— Requirements —
Where the string "C型HDPE管单立管系统剖面图" occurs in the material below, report the whole line.

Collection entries
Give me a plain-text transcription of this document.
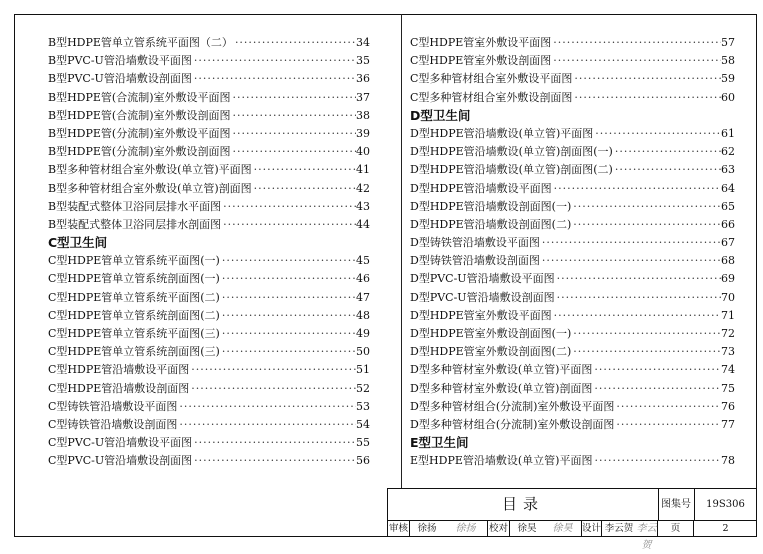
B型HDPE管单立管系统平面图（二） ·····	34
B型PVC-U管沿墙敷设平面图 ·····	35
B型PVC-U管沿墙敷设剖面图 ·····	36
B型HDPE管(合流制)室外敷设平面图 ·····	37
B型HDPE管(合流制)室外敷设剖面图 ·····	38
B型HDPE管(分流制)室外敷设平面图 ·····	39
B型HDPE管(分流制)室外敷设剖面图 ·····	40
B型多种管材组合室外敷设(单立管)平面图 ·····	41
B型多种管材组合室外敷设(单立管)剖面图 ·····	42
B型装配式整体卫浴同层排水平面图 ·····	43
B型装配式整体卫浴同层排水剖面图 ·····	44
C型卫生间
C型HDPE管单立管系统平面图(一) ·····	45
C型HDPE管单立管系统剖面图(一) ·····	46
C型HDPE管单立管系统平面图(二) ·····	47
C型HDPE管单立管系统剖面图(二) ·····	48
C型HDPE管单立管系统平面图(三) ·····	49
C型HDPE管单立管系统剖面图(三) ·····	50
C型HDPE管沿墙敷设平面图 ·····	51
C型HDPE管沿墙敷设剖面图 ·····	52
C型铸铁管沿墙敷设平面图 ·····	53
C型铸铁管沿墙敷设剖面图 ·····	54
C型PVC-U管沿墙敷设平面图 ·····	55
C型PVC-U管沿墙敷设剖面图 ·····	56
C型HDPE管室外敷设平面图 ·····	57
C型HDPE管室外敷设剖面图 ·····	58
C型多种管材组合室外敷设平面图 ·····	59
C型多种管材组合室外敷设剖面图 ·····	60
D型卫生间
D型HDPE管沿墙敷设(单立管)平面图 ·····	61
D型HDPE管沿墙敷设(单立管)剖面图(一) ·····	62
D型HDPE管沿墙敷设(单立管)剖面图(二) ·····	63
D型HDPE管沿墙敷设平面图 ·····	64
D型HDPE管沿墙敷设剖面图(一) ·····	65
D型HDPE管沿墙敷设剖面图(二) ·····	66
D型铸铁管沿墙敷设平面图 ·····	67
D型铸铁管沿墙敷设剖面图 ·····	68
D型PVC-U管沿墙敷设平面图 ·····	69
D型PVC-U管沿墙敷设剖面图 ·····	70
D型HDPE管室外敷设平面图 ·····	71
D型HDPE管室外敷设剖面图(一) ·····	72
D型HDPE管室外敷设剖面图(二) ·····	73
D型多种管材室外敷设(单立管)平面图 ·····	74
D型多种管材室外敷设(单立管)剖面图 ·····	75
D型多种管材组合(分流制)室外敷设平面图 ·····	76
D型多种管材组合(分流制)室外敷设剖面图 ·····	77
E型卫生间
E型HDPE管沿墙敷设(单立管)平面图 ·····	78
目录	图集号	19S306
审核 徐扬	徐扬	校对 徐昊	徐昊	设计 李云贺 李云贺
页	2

— Complete response —
C型HDPE管单立管系统剖面图(一) ·····	46
C型HDPE管单立管系统剖面图(二) ·····	48
C型HDPE管单立管系统剖面图(三) ·····	50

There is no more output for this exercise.